[THE RECORDS]:
┄┄┄┄┄┄┄┄┄┄┄┄┄┄┄┄┄┄┄┄

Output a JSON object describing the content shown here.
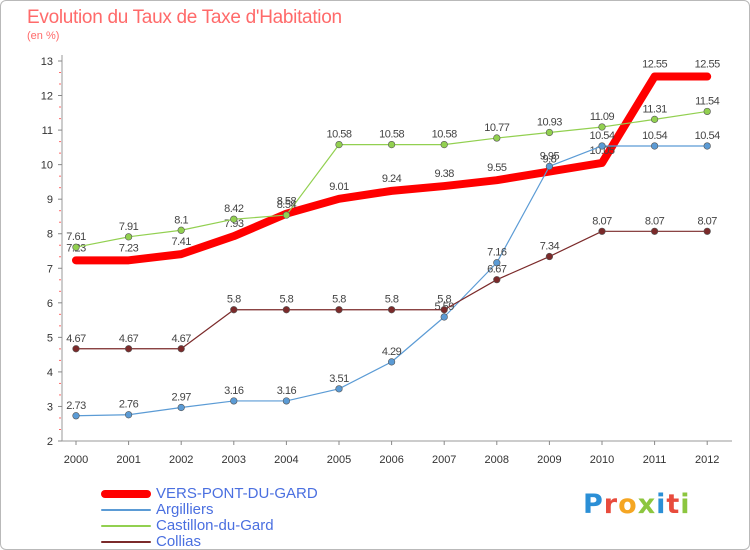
{
  "title": "Evolution du Taux de Taxe d'Habitation",
  "subtitle": "(en %)",
  "logo": {
    "text": "Proxiti",
    "colors": [
      "#2b8fd6",
      "#e84b3c",
      "#f5a623",
      "#8cc63f",
      "#2b8fd6",
      "#e84b3c",
      "#8cc63f"
    ]
  },
  "chart_data": {
    "type": "line",
    "x": [
      "2000",
      "2001",
      "2002",
      "2003",
      "2004",
      "2005",
      "2006",
      "2007",
      "2008",
      "2009",
      "2010",
      "2011",
      "2012"
    ],
    "ylim": [
      2,
      13
    ],
    "yticks": [
      2,
      3,
      4,
      5,
      6,
      7,
      8,
      9,
      10,
      11,
      12,
      13
    ],
    "grid": false,
    "legend_position": "bottom-left",
    "series": [
      {
        "name": "VERS-PONT-DU-GARD",
        "color": "#ff0000",
        "width": 8,
        "marker": false,
        "values": [
          7.23,
          7.23,
          7.41,
          7.93,
          8.58,
          9.01,
          9.24,
          9.38,
          9.55,
          9.8,
          10.05,
          12.55,
          12.55
        ],
        "labels": [
          "7.23",
          "7.23",
          "7.41",
          "7.93",
          "8.58",
          "9.01",
          "9.24",
          "9.38",
          "9.55",
          "9.8",
          "10.05",
          "12.55",
          "12.55"
        ]
      },
      {
        "name": "Argilliers",
        "color": "#5b9bd5",
        "width": 1.2,
        "marker": true,
        "values": [
          2.73,
          2.76,
          2.97,
          3.16,
          3.16,
          3.51,
          4.29,
          5.59,
          7.16,
          9.95,
          10.54,
          10.54,
          10.54
        ],
        "labels": [
          "2.73",
          "2.76",
          "2.97",
          "3.16",
          "3.16",
          "3.51",
          "4.29",
          "5.59",
          "7.16",
          "9.95",
          "10.54",
          "10.54",
          "10.54"
        ]
      },
      {
        "name": "Castillon-du-Gard",
        "color": "#92d050",
        "width": 1.2,
        "marker": true,
        "values": [
          7.61,
          7.91,
          8.1,
          8.42,
          8.54,
          10.58,
          10.58,
          10.58,
          10.77,
          10.93,
          11.09,
          11.31,
          11.54
        ],
        "labels": [
          "7.61",
          "7.91",
          "8.1",
          "8.42",
          "8.54",
          "10.58",
          "10.58",
          "10.58",
          "10.77",
          "10.93",
          "11.09",
          "11.31",
          "11.54"
        ]
      },
      {
        "name": "Collias",
        "color": "#7b2a2a",
        "width": 1.2,
        "marker": true,
        "values": [
          4.67,
          4.67,
          4.67,
          5.8,
          5.8,
          5.8,
          5.8,
          5.8,
          6.67,
          7.34,
          8.07,
          8.07,
          8.07
        ],
        "labels": [
          "4.67",
          "4.67",
          "4.67",
          "5.8",
          "5.8",
          "5.8",
          "5.8",
          "5.8",
          "6.67",
          "7.34",
          "8.07",
          "8.07",
          "8.07"
        ]
      }
    ]
  }
}
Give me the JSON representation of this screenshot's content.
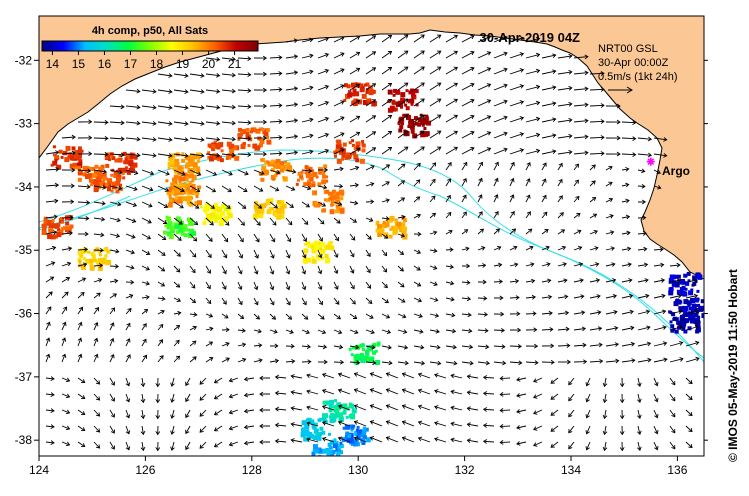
{
  "title": "30-Apr-2019 04Z",
  "colorbar": {
    "title": "4h comp, p50, All Sats",
    "ticks": [
      "14",
      "15",
      "16",
      "17",
      "18",
      "19",
      "20",
      "21"
    ],
    "tick_values": [
      14,
      15,
      16,
      17,
      18,
      19,
      20,
      21
    ],
    "range": [
      13.6,
      21.9
    ],
    "colors": [
      "#00007f",
      "#0000ff",
      "#00bfff",
      "#00e0c0",
      "#00ff40",
      "#80ff00",
      "#ffff00",
      "#ffc000",
      "#ff6000",
      "#c00000",
      "#7f0000"
    ]
  },
  "current_info": {
    "line1": "NRT00 GSL",
    "line2": "30-Apr 00:00Z",
    "line3": "0.5m/s (1kt 24h)"
  },
  "argo_label": "Argo",
  "credit": "© IMOS 05-May-2019 11:50 Hobart",
  "axes": {
    "x_ticks": [
      "124",
      "126",
      "128",
      "130",
      "132",
      "134",
      "136"
    ],
    "x_values": [
      124,
      126,
      128,
      130,
      132,
      134,
      136
    ],
    "y_ticks": [
      "-32",
      "-33",
      "-34",
      "-35",
      "-36",
      "-37",
      "-38"
    ],
    "y_values": [
      -32,
      -33,
      -34,
      -35,
      -36,
      -37,
      -38
    ],
    "lon_range": [
      124,
      136.5
    ],
    "lat_range": [
      -38.25,
      -31.3
    ]
  },
  "colors": {
    "land": "#fbc795",
    "coastline": "#000000",
    "isobath": "#33e0e8",
    "argo": "#ff00ff",
    "arrow": "#000000"
  },
  "argo": {
    "lon": 135.5,
    "lat": -33.6
  },
  "sst_patches": [
    {
      "lon": 124.5,
      "lat": -33.5,
      "value": 20.7
    },
    {
      "lon": 124.9,
      "lat": -33.8,
      "value": 20.2
    },
    {
      "lon": 125.5,
      "lat": -33.6,
      "value": 20.6
    },
    {
      "lon": 125.3,
      "lat": -33.9,
      "value": 20.3
    },
    {
      "lon": 124.3,
      "lat": -34.6,
      "value": 20.4
    },
    {
      "lon": 125.0,
      "lat": -35.1,
      "value": 19.2
    },
    {
      "lon": 126.7,
      "lat": -33.6,
      "value": 19.6
    },
    {
      "lon": 126.6,
      "lat": -33.9,
      "value": 19.9
    },
    {
      "lon": 126.7,
      "lat": -34.1,
      "value": 19.8
    },
    {
      "lon": 127.4,
      "lat": -33.4,
      "value": 20.4
    },
    {
      "lon": 126.6,
      "lat": -34.6,
      "value": 17.3
    },
    {
      "lon": 127.3,
      "lat": -34.4,
      "value": 18.6
    },
    {
      "lon": 128.0,
      "lat": -33.2,
      "value": 20.3
    },
    {
      "lon": 128.4,
      "lat": -33.7,
      "value": 19.9
    },
    {
      "lon": 128.3,
      "lat": -34.3,
      "value": 19.2
    },
    {
      "lon": 129.1,
      "lat": -33.8,
      "value": 20.2
    },
    {
      "lon": 129.4,
      "lat": -34.2,
      "value": 19.9
    },
    {
      "lon": 129.8,
      "lat": -33.4,
      "value": 20.5
    },
    {
      "lon": 130.0,
      "lat": -32.5,
      "value": 20.7
    },
    {
      "lon": 130.8,
      "lat": -32.6,
      "value": 21.2
    },
    {
      "lon": 131.0,
      "lat": -33.0,
      "value": 21.5
    },
    {
      "lon": 130.6,
      "lat": -34.6,
      "value": 19.6
    },
    {
      "lon": 129.2,
      "lat": -35.0,
      "value": 18.8
    },
    {
      "lon": 130.1,
      "lat": -36.6,
      "value": 16.8
    },
    {
      "lon": 129.6,
      "lat": -37.5,
      "value": 16.3
    },
    {
      "lon": 129.2,
      "lat": -37.8,
      "value": 15.6
    },
    {
      "lon": 129.4,
      "lat": -38.1,
      "value": 15.2
    },
    {
      "lon": 129.9,
      "lat": -37.9,
      "value": 15.0
    },
    {
      "lon": 136.1,
      "lat": -35.5,
      "value": 14.1
    },
    {
      "lon": 136.2,
      "lat": -35.9,
      "value": 14.0
    },
    {
      "lon": 136.1,
      "lat": -36.1,
      "value": 13.9
    }
  ]
}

┄┄┄┄┄┄┄┄┄┄┄┄┄┄┄┄┄┄┄┄

[PROBLEM]:
Quote the preceding listing precisely and completely, omitting its images.

[RESULT OF THE TASK]:
Output a JSON object describing the content shown here.
{
  "title": "Evolution du Taux de Taxe d'Habitation",
  "subtitle": "(en %)",
  "logo": {
    "text": "Proxiti",
    "colors": [
      "#2b8fd6",
      "#e84b3c",
      "#f5a623",
      "#8cc63f",
      "#2b8fd6",
      "#e84b3c",
      "#8cc63f"
    ]
  },
  "chart_data": {
    "type": "line",
    "x": [
      "2000",
      "2001",
      "2002",
      "2003",
      "2004",
      "2005",
      "2006",
      "2007",
      "2008",
      "2009",
      "2010",
      "2011",
      "2012"
    ],
    "ylim": [
      2,
      13
    ],
    "yticks": [
      2,
      3,
      4,
      5,
      6,
      7,
      8,
      9,
      10,
      11,
      12,
      13
    ],
    "grid": false,
    "legend_position": "bottom-left",
    "series": [
      {
        "name": "VERS-PONT-DU-GARD",
        "color": "#ff0000",
        "width": 8,
        "marker": false,
        "values": [
          7.23,
          7.23,
          7.41,
          7.93,
          8.58,
          9.01,
          9.24,
          9.38,
          9.55,
          9.8,
          10.05,
          12.55,
          12.55
        ],
        "labels": [
          "7.23",
          "7.23",
          "7.41",
          "7.93",
          "8.58",
          "9.01",
          "9.24",
          "9.38",
          "9.55",
          "9.8",
          "10.05",
          "12.55",
          "12.55"
        ]
      },
      {
        "name": "Argilliers",
        "color": "#5b9bd5",
        "width": 1.2,
        "marker": true,
        "values": [
          2.73,
          2.76,
          2.97,
          3.16,
          3.16,
          3.51,
          4.29,
          5.59,
          7.16,
          9.95,
          10.54,
          10.54,
          10.54
        ],
        "labels": [
          "2.73",
          "2.76",
          "2.97",
          "3.16",
          "3.16",
          "3.51",
          "4.29",
          "5.59",
          "7.16",
          "9.95",
          "10.54",
          "10.54",
          "10.54"
        ]
      },
      {
        "name": "Castillon-du-Gard",
        "color": "#92d050",
        "width": 1.2,
        "marker": true,
        "values": [
          7.61,
          7.91,
          8.1,
          8.42,
          8.54,
          10.58,
          10.58,
          10.58,
          10.77,
          10.93,
          11.09,
          11.31,
          11.54
        ],
        "labels": [
          "7.61",
          "7.91",
          "8.1",
          "8.42",
          "8.54",
          "10.58",
          "10.58",
          "10.58",
          "10.77",
          "10.93",
          "11.09",
          "11.31",
          "11.54"
        ]
      },
      {
        "name": "Collias",
        "color": "#7b2a2a",
        "width": 1.2,
        "marker": true,
        "values": [
          4.67,
          4.67,
          4.67,
          5.8,
          5.8,
          5.8,
          5.8,
          5.8,
          6.67,
          7.34,
          8.07,
          8.07,
          8.07
        ],
        "labels": [
          "4.67",
          "4.67",
          "4.67",
          "5.8",
          "5.8",
          "5.8",
          "5.8",
          "5.8",
          "6.67",
          "7.34",
          "8.07",
          "8.07",
          "8.07"
        ]
      }
    ]
  }
}
Give me the JSON representation of this screenshot's content.
{
  "title": "30-Apr-2019 04Z",
  "colorbar": {
    "title": "4h comp, p50, All Sats",
    "ticks": [
      "14",
      "15",
      "16",
      "17",
      "18",
      "19",
      "20",
      "21"
    ],
    "tick_values": [
      14,
      15,
      16,
      17,
      18,
      19,
      20,
      21
    ],
    "range": [
      13.6,
      21.9
    ],
    "colors": [
      "#00007f",
      "#0000ff",
      "#00bfff",
      "#00e0c0",
      "#00ff40",
      "#80ff00",
      "#ffff00",
      "#ffc000",
      "#ff6000",
      "#c00000",
      "#7f0000"
    ]
  },
  "current_info": {
    "line1": "NRT00 GSL",
    "line2": "30-Apr 00:00Z",
    "line3": "0.5m/s (1kt 24h)"
  },
  "argo_label": "Argo",
  "credit": "© IMOS 05-May-2019 11:50 Hobart",
  "axes": {
    "x_ticks": [
      "124",
      "126",
      "128",
      "130",
      "132",
      "134",
      "136"
    ],
    "x_values": [
      124,
      126,
      128,
      130,
      132,
      134,
      136
    ],
    "y_ticks": [
      "-32",
      "-33",
      "-34",
      "-35",
      "-36",
      "-37",
      "-38"
    ],
    "y_values": [
      -32,
      -33,
      -34,
      -35,
      -36,
      -37,
      -38
    ],
    "lon_range": [
      124,
      136.5
    ],
    "lat_range": [
      -38.25,
      -31.3
    ]
  },
  "colors": {
    "land": "#fbc795",
    "coastline": "#000000",
    "isobath": "#33e0e8",
    "argo": "#ff00ff",
    "arrow": "#000000"
  },
  "argo": {
    "lon": 135.5,
    "lat": -33.6
  },
  "sst_patches": [
    {
      "lon": 124.5,
      "lat": -33.5,
      "value": 20.7
    },
    {
      "lon": 124.9,
      "lat": -33.8,
      "value": 20.2
    },
    {
      "lon": 125.5,
      "lat": -33.6,
      "value": 20.6
    },
    {
      "lon": 125.3,
      "lat": -33.9,
      "value": 20.3
    },
    {
      "lon": 124.3,
      "lat": -34.6,
      "value": 20.4
    },
    {
      "lon": 125.0,
      "lat": -35.1,
      "value": 19.2
    },
    {
      "lon": 126.7,
      "lat": -33.6,
      "value": 19.6
    },
    {
      "lon": 126.6,
      "lat": -33.9,
      "value": 19.9
    },
    {
      "lon": 126.7,
      "lat": -34.1,
      "value": 19.8
    },
    {
      "lon": 127.4,
      "lat": -33.4,
      "value": 20.4
    },
    {
      "lon": 126.6,
      "lat": -34.6,
      "value": 17.3
    },
    {
      "lon": 127.3,
      "lat": -34.4,
      "value": 18.6
    },
    {
      "lon": 128.0,
      "lat": -33.2,
      "value": 20.3
    },
    {
      "lon": 128.4,
      "lat": -33.7,
      "value": 19.9
    },
    {
      "lon": 128.3,
      "lat": -34.3,
      "value": 19.2
    },
    {
      "lon": 129.1,
      "lat": -33.8,
      "value": 20.2
    },
    {
      "lon": 129.4,
      "lat": -34.2,
      "value": 19.9
    },
    {
      "lon": 129.8,
      "lat": -33.4,
      "value": 20.5
    },
    {
      "lon": 130.0,
      "lat": -32.5,
      "value": 20.7
    },
    {
      "lon": 130.8,
      "lat": -32.6,
      "value": 21.2
    },
    {
      "lon": 131.0,
      "lat": -33.0,
      "value": 21.5
    },
    {
      "lon": 130.6,
      "lat": -34.6,
      "value": 19.6
    },
    {
      "lon": 129.2,
      "lat": -35.0,
      "value": 18.8
    },
    {
      "lon": 130.1,
      "lat": -36.6,
      "value": 16.8
    },
    {
      "lon": 129.6,
      "lat": -37.5,
      "value": 16.3
    },
    {
      "lon": 129.2,
      "lat": -37.8,
      "value": 15.6
    },
    {
      "lon": 129.4,
      "lat": -38.1,
      "value": 15.2
    },
    {
      "lon": 129.9,
      "lat": -37.9,
      "value": 15.0
    },
    {
      "lon": 136.1,
      "lat": -35.5,
      "value": 14.1
    },
    {
      "lon": 136.2,
      "lat": -35.9,
      "value": 14.0
    },
    {
      "lon": 136.1,
      "lat": -36.1,
      "value": 13.9
    }
  ]
}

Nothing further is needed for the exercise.